>>>>>

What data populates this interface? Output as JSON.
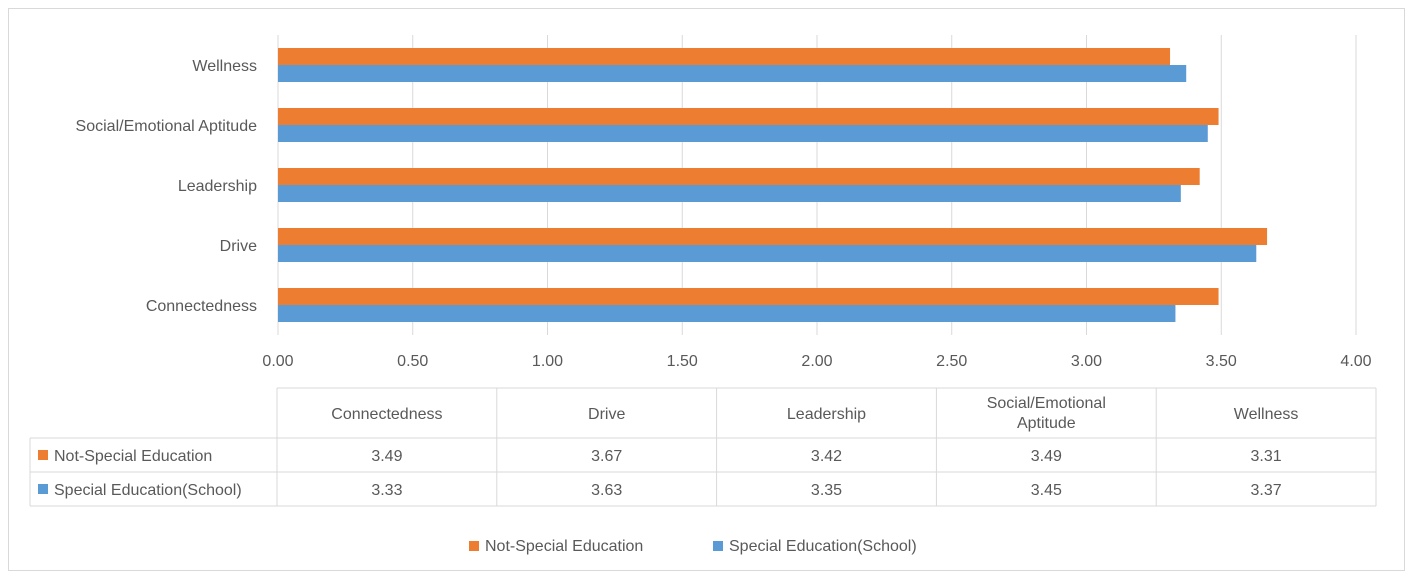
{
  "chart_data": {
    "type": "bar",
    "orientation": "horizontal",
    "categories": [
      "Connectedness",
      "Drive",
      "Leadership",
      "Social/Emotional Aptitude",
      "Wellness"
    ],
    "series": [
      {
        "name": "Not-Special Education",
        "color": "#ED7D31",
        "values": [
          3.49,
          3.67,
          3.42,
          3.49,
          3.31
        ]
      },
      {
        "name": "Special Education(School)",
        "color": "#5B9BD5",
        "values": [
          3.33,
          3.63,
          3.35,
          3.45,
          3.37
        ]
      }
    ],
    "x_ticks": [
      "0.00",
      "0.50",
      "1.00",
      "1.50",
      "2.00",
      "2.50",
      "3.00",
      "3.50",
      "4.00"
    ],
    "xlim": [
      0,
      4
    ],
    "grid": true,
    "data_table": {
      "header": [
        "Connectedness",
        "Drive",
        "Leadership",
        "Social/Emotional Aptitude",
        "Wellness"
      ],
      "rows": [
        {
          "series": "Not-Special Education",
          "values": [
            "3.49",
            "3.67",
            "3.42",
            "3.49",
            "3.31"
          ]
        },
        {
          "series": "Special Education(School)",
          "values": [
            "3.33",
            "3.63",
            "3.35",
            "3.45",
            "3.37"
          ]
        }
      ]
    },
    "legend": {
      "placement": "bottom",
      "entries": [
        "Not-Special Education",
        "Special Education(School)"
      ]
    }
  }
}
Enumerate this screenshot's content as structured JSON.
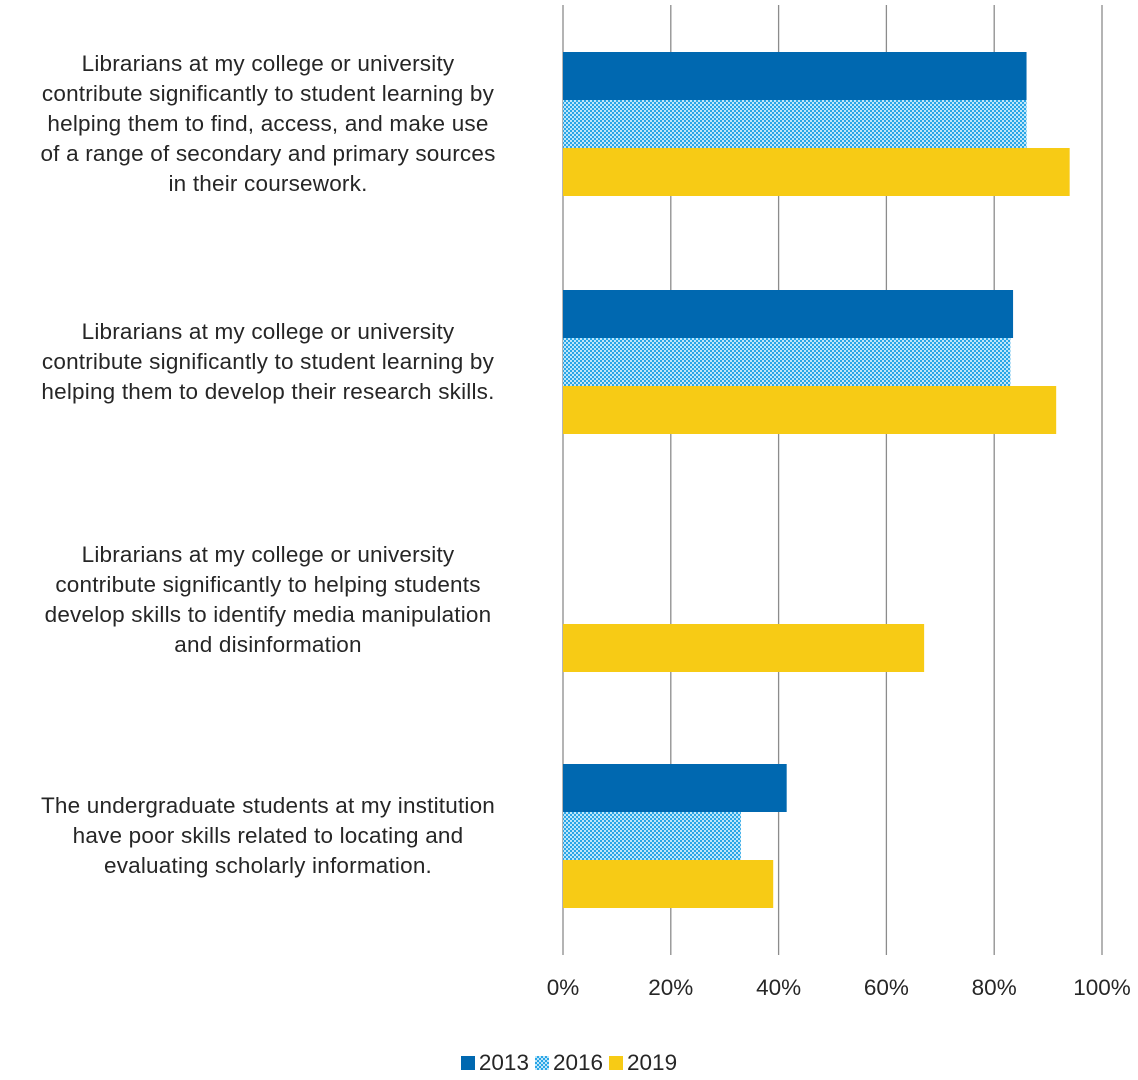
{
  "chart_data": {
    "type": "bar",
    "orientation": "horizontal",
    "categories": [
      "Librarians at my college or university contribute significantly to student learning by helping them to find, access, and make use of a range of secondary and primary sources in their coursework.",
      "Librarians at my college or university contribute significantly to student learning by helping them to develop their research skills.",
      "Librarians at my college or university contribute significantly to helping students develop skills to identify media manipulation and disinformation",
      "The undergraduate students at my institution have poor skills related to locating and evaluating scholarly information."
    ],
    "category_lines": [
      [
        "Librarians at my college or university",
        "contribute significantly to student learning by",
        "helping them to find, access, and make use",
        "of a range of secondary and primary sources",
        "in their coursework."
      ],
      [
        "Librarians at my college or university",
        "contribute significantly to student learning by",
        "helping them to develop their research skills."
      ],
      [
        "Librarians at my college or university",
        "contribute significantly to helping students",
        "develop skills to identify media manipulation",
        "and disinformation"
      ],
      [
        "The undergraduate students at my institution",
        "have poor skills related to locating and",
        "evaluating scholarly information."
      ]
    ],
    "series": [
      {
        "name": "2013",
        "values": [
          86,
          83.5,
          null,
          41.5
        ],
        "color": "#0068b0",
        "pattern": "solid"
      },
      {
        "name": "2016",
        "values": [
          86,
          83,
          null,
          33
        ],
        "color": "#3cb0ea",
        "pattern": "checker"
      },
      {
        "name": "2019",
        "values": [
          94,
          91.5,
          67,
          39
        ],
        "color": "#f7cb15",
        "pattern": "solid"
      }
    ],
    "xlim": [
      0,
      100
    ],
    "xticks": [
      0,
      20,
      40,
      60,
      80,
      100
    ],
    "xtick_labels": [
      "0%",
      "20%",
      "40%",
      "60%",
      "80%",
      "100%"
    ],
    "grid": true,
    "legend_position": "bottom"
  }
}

<<<<<
>>>>>

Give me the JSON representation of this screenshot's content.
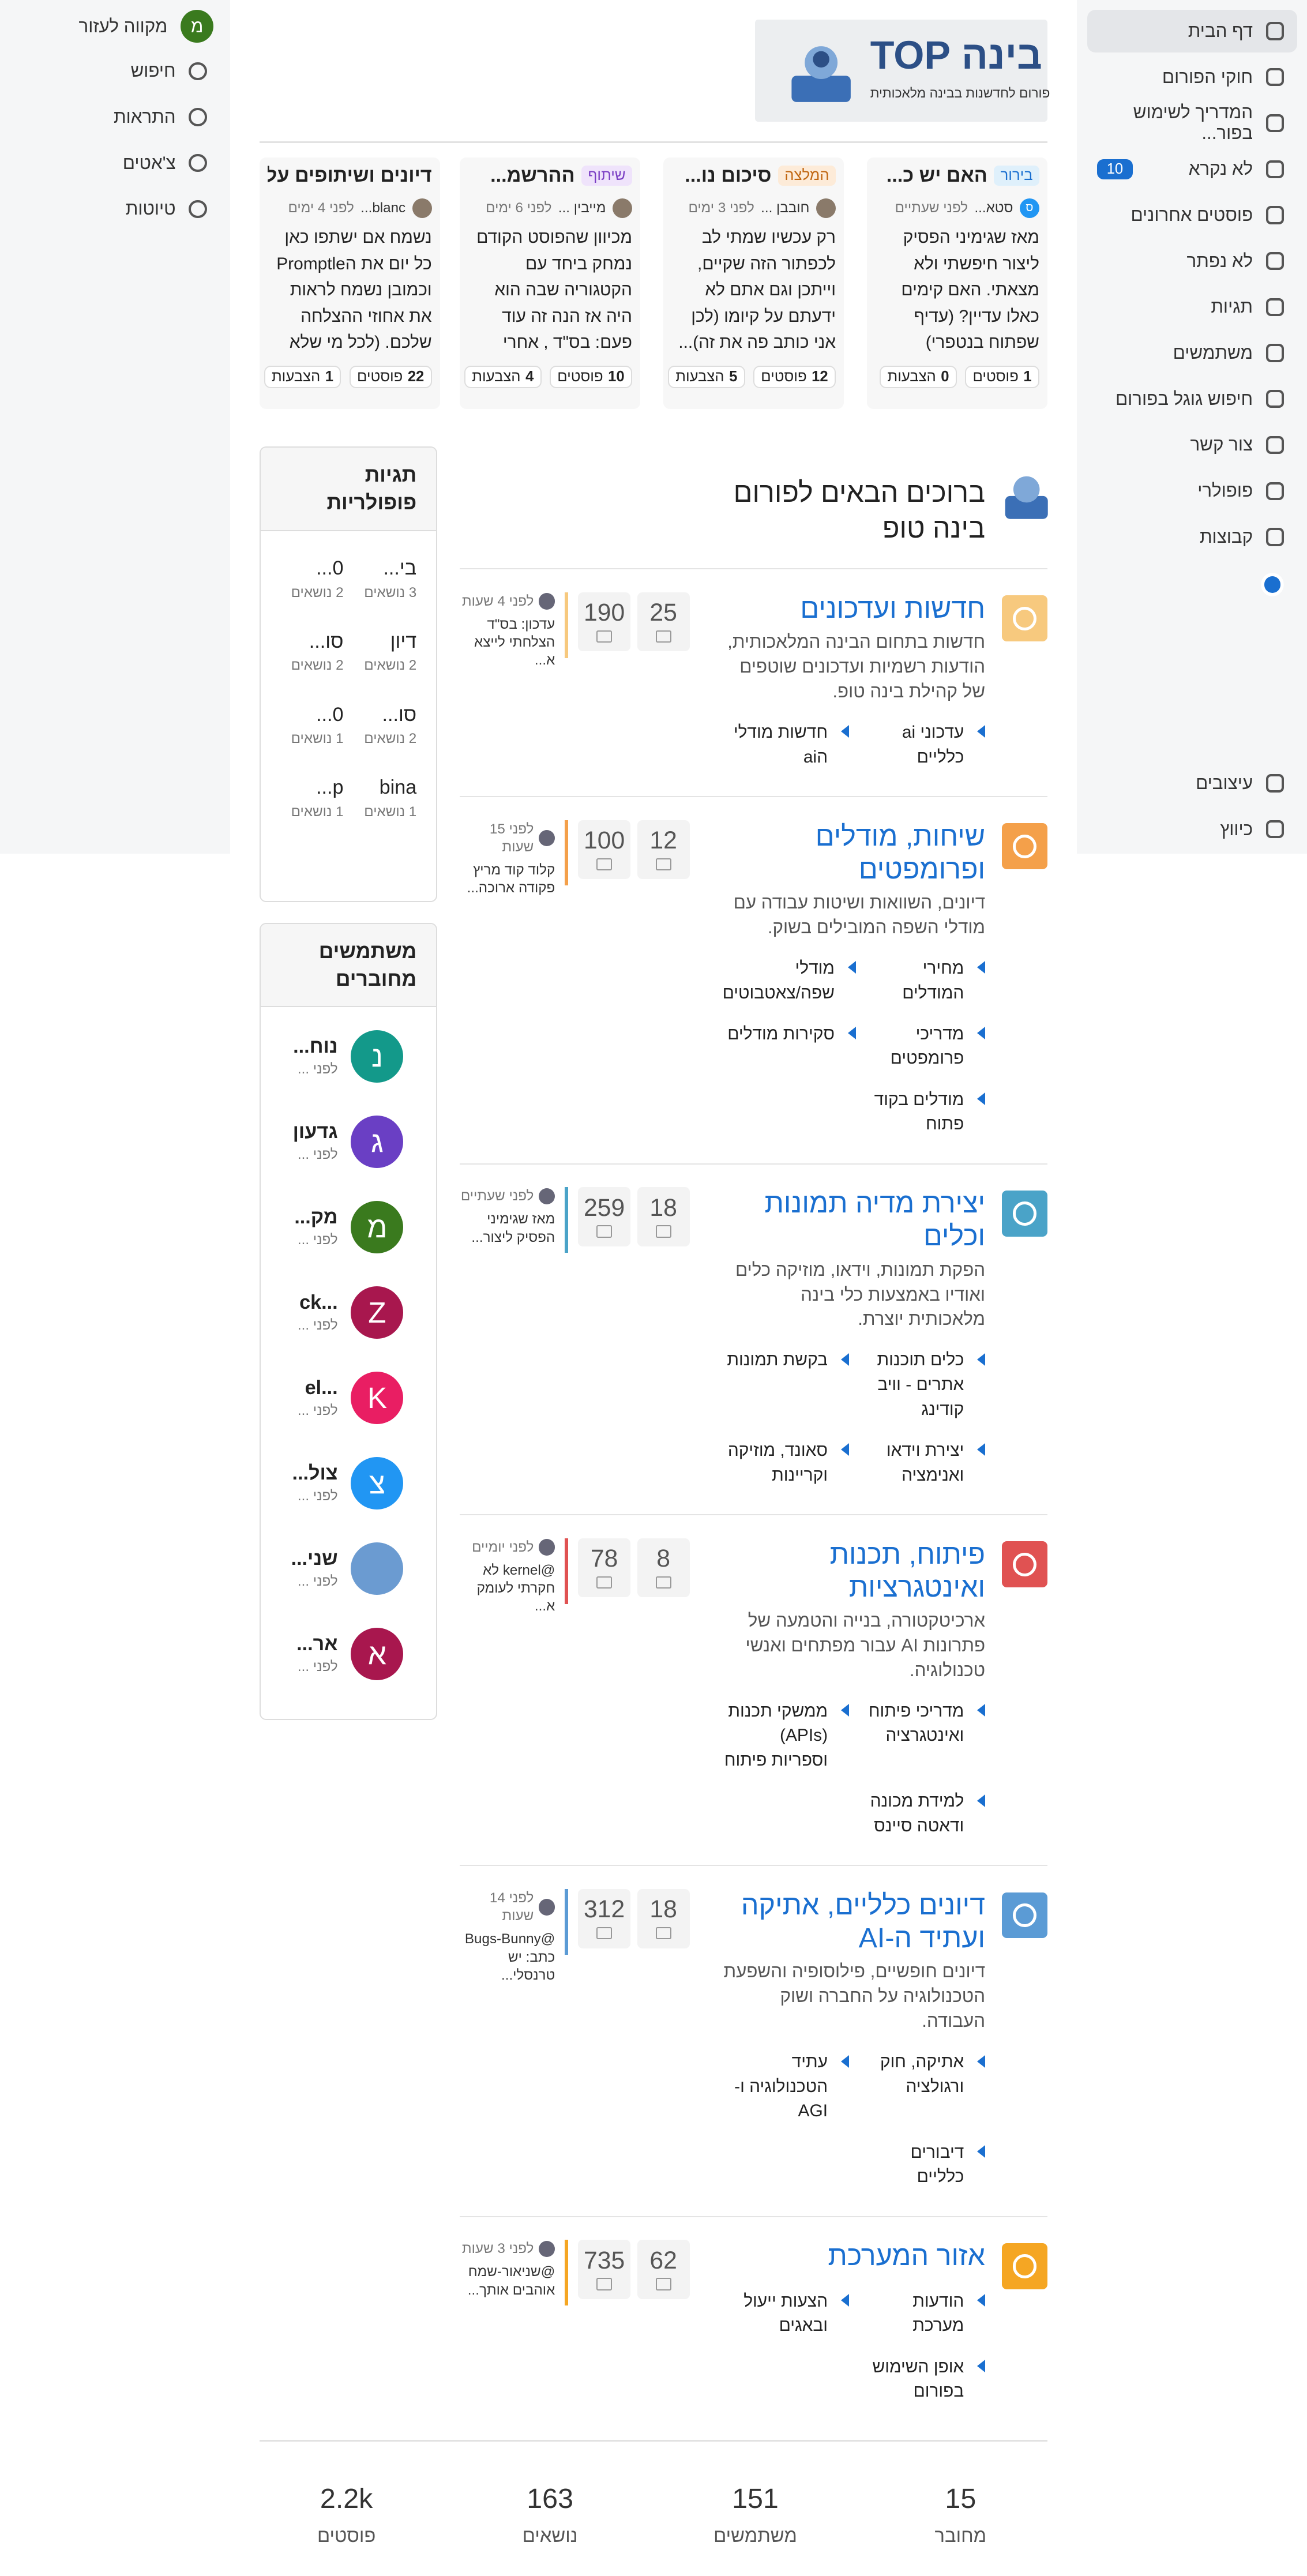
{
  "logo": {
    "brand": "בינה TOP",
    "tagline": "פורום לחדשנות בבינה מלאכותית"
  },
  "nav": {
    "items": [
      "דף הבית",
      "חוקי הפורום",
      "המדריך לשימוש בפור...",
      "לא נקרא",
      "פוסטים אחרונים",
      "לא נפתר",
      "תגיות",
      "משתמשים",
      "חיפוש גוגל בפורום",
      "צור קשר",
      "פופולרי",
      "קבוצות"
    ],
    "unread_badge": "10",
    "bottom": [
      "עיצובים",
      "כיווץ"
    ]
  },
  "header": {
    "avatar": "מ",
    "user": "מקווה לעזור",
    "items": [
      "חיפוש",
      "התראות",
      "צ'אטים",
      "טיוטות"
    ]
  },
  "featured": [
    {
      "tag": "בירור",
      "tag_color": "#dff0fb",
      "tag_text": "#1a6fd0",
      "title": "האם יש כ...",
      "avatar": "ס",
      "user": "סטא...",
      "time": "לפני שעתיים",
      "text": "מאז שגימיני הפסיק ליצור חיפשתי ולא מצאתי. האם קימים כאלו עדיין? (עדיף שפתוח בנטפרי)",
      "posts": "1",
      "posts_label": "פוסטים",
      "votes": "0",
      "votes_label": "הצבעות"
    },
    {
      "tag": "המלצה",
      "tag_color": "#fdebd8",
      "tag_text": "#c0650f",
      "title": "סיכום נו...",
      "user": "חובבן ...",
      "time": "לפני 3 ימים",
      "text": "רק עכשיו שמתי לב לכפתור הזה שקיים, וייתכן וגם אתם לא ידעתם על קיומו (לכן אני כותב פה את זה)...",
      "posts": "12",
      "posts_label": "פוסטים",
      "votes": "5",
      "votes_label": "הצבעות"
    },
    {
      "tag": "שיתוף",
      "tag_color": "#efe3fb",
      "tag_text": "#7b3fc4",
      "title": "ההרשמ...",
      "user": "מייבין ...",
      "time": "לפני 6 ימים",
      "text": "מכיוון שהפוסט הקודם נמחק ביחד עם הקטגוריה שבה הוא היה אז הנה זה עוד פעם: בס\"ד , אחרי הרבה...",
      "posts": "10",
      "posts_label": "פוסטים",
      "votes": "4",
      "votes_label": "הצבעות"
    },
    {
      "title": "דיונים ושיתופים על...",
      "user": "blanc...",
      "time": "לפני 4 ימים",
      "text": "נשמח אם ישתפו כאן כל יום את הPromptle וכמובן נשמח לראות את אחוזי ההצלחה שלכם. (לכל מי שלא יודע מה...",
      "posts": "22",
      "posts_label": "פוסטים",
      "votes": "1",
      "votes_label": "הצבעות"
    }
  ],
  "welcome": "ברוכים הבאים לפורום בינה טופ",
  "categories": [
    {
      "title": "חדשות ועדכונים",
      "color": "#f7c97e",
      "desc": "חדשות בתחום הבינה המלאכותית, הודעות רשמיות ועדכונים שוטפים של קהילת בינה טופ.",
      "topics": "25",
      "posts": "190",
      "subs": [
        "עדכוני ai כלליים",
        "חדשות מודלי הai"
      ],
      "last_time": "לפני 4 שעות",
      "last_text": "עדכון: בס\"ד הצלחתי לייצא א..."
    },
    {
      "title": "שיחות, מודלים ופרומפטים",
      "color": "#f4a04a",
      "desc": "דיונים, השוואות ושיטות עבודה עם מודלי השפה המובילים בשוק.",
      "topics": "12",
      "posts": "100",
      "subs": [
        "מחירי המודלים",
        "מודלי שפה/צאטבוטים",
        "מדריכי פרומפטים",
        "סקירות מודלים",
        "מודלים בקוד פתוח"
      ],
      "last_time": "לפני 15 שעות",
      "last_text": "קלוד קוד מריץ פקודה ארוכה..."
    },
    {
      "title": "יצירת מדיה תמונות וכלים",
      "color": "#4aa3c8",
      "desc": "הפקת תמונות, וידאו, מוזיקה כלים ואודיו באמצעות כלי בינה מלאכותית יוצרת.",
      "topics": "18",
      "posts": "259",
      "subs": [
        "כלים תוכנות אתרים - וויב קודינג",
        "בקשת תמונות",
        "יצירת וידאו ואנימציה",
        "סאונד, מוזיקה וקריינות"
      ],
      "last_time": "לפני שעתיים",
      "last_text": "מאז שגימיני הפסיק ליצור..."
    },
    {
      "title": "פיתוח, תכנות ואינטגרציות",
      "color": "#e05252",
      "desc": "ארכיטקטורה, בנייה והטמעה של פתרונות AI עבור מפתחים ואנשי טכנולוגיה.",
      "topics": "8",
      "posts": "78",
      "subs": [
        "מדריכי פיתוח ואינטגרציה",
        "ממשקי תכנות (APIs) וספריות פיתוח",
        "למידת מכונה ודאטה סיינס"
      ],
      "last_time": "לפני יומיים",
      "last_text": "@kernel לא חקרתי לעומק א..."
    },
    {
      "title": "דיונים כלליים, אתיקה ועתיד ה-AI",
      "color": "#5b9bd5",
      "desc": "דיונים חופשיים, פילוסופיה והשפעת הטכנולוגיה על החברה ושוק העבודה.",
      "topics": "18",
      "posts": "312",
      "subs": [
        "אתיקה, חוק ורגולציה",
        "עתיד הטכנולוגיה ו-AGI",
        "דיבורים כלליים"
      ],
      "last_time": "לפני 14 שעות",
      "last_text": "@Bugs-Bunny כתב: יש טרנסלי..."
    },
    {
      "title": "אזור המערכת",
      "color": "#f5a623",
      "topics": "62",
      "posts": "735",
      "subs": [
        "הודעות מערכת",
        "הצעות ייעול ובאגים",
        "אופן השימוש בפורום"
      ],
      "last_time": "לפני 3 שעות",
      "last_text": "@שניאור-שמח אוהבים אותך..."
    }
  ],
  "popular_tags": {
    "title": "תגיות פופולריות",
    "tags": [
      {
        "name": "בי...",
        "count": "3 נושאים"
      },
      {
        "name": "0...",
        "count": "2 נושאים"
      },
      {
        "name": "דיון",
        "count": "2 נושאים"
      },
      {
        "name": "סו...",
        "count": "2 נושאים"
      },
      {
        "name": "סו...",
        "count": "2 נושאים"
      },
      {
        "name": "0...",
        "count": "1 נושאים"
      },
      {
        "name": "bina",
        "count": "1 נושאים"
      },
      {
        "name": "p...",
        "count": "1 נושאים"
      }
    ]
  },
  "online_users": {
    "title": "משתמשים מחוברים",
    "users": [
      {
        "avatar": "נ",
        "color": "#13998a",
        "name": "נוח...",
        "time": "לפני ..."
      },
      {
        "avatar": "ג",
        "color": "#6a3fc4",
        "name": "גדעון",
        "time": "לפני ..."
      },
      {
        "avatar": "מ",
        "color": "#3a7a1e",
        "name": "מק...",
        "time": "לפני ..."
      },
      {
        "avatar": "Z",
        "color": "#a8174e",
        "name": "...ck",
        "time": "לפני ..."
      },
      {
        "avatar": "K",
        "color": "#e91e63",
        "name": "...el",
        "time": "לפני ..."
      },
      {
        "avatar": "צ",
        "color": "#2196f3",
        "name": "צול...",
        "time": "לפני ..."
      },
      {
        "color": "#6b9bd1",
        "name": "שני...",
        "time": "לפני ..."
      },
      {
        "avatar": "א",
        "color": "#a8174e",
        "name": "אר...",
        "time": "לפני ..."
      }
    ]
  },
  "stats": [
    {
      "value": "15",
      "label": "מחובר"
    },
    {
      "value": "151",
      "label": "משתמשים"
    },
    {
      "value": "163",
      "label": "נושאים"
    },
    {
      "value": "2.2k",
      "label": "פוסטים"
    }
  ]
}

<<<<<

OBJECTIVE
Select every line in the material above where the string "sources" occurs, and copy it.

ANSWER TO THE EXERCISE
      "Librarians at my college or university contribute significantly to student learning by helping them to find, access, and make use of a range of secondary and primary sources in their coursework.",
        "of a range of secondary and primary sources",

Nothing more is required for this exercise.